* Required work *
Lines containing the string "จำนวนอย" are to be collected in full.
──────── Entries shown
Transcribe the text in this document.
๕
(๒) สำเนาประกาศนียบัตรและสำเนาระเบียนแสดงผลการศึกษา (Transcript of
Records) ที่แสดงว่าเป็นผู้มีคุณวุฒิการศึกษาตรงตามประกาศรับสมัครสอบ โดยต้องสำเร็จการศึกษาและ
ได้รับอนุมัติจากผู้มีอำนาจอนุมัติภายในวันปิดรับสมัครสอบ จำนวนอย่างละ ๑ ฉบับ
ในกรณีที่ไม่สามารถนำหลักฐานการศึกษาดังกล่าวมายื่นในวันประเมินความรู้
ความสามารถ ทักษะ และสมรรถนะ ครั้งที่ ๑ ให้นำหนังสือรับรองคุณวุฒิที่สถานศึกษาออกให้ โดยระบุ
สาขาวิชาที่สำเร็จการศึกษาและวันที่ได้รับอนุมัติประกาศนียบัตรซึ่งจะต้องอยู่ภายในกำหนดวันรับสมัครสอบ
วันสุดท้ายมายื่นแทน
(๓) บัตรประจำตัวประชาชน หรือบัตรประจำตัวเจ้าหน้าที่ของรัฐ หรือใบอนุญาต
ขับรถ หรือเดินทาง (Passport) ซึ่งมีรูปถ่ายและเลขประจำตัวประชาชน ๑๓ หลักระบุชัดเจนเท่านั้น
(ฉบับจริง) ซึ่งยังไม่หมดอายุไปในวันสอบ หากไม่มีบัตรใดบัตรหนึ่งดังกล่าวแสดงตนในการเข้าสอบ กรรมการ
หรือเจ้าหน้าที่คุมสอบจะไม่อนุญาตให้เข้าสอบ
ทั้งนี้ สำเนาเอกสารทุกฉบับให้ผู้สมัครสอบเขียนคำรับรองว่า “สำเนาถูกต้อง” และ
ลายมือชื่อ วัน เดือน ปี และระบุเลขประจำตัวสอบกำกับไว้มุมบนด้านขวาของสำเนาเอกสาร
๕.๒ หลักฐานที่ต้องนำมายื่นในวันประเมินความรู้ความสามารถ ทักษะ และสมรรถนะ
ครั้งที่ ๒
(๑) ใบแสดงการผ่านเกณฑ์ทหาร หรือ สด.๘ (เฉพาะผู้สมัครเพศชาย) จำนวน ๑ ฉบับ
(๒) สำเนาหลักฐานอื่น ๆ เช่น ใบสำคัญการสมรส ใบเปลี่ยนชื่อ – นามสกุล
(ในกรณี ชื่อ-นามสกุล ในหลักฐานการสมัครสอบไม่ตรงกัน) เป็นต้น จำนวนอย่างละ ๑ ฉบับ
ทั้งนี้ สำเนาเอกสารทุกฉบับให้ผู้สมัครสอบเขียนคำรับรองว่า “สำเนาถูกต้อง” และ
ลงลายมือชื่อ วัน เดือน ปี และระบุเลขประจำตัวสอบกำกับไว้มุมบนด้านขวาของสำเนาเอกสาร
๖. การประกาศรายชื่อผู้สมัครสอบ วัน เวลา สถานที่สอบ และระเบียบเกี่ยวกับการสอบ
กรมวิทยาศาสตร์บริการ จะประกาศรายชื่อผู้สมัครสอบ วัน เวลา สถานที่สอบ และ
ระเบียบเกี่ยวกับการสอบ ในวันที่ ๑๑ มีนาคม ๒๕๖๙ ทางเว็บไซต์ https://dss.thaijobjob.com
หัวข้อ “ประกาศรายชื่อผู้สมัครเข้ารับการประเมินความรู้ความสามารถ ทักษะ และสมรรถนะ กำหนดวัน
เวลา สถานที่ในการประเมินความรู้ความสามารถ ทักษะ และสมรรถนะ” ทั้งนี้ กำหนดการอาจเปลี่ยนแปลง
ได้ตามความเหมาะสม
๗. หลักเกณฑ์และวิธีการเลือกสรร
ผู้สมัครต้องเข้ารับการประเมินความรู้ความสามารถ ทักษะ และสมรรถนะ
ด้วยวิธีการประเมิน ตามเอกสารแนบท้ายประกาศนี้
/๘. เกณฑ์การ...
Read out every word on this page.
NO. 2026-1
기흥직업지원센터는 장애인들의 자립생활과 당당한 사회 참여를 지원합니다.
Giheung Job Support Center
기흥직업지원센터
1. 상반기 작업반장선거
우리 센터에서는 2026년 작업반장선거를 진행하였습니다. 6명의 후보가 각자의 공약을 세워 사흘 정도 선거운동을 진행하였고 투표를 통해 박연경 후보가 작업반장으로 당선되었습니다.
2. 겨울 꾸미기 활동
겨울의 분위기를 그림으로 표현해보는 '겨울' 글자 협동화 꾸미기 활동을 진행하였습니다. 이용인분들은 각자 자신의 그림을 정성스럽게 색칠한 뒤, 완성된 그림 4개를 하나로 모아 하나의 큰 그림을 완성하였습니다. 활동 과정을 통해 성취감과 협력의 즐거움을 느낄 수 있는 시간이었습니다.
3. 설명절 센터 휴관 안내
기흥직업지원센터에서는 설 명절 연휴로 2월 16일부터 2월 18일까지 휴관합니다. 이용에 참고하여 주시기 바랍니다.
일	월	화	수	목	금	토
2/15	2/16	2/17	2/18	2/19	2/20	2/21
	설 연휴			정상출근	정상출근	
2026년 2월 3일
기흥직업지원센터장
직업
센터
────────────────
* Full response *
ได้รับอนุมัติจากผู้มีอำนาจอนุมัติภายในวันปิดรับสมัครสอบ จำนวนอย่างละ ๑ ฉบับ
(ในกรณี ชื่อ-นามสกุล ในหลักฐานการสมัครสอบไม่ตรงกัน) เป็นต้น จำนวนอย่างละ ๑ ฉบับ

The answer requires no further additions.